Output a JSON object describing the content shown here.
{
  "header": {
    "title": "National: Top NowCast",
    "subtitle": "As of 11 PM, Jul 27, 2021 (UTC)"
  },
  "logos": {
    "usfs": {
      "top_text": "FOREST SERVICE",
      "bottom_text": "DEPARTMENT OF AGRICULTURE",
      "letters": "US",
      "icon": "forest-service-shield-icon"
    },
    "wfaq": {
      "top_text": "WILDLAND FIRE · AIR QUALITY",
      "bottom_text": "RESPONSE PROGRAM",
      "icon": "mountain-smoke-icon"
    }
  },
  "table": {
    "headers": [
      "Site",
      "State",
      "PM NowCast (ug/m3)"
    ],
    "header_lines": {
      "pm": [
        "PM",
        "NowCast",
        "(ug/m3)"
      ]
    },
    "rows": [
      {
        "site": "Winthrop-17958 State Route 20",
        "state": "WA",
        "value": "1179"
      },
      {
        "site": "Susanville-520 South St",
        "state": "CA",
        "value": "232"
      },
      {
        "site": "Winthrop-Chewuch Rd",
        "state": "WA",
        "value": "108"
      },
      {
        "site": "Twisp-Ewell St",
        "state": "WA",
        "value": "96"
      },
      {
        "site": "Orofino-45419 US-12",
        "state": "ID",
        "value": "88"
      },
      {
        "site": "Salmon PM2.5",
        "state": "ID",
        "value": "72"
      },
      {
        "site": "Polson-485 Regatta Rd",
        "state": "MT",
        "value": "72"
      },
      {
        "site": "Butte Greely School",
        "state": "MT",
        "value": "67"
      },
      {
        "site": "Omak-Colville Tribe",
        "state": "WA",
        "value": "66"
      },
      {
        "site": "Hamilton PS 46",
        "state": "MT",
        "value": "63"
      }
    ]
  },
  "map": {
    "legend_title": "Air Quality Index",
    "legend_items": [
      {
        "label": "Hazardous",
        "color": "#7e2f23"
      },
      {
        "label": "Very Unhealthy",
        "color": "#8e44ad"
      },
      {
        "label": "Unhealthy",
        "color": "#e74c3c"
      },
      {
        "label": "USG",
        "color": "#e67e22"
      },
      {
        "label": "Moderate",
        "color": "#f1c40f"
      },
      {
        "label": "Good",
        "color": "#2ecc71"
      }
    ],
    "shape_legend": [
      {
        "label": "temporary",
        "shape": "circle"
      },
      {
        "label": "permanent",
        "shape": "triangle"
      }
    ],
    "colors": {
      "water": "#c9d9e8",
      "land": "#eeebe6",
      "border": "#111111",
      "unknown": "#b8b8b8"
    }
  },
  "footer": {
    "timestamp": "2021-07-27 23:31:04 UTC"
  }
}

==================================================

- **What you have to do**:
Transcribe every entry word for word.

- **Response for this exercise**:
Output a JSON object describing the content shown here.
{
  "header": {
    "title": "National: Top NowCast",
    "subtitle": "As of 11 PM, Jul 27, 2021 (UTC)"
  },
  "logos": {
    "usfs": {
      "top_text": "FOREST SERVICE",
      "bottom_text": "DEPARTMENT OF AGRICULTURE",
      "letters": "US",
      "icon": "forest-service-shield-icon"
    },
    "wfaq": {
      "top_text": "WILDLAND FIRE · AIR QUALITY",
      "bottom_text": "RESPONSE PROGRAM",
      "icon": "mountain-smoke-icon"
    }
  },
  "table": {
    "headers": [
      "Site",
      "State",
      "PM NowCast (ug/m3)"
    ],
    "header_lines": {
      "pm": [
        "PM",
        "NowCast",
        "(ug/m3)"
      ]
    },
    "rows": [
      {
        "site": "Winthrop-17958 State Route 20",
        "state": "WA",
        "value": "1179"
      },
      {
        "site": "Susanville-520 South St",
        "state": "CA",
        "value": "232"
      },
      {
        "site": "Winthrop-Chewuch Rd",
        "state": "WA",
        "value": "108"
      },
      {
        "site": "Twisp-Ewell St",
        "state": "WA",
        "value": "96"
      },
      {
        "site": "Orofino-45419 US-12",
        "state": "ID",
        "value": "88"
      },
      {
        "site": "Salmon PM2.5",
        "state": "ID",
        "value": "72"
      },
      {
        "site": "Polson-485 Regatta Rd",
        "state": "MT",
        "value": "72"
      },
      {
        "site": "Butte Greely School",
        "state": "MT",
        "value": "67"
      },
      {
        "site": "Omak-Colville Tribe",
        "state": "WA",
        "value": "66"
      },
      {
        "site": "Hamilton PS 46",
        "state": "MT",
        "value": "63"
      }
    ]
  },
  "map": {
    "legend_title": "Air Quality Index",
    "legend_items": [
      {
        "label": "Hazardous",
        "color": "#7e2f23"
      },
      {
        "label": "Very Unhealthy",
        "color": "#8e44ad"
      },
      {
        "label": "Unhealthy",
        "color": "#e74c3c"
      },
      {
        "label": "USG",
        "color": "#e67e22"
      },
      {
        "label": "Moderate",
        "color": "#f1c40f"
      },
      {
        "label": "Good",
        "color": "#2ecc71"
      }
    ],
    "shape_legend": [
      {
        "label": "temporary",
        "shape": "circle"
      },
      {
        "label": "permanent",
        "shape": "triangle"
      }
    ],
    "colors": {
      "water": "#c9d9e8",
      "land": "#eeebe6",
      "border": "#111111",
      "unknown": "#b8b8b8"
    }
  },
  "footer": {
    "timestamp": "2021-07-27 23:31:04 UTC"
  }
}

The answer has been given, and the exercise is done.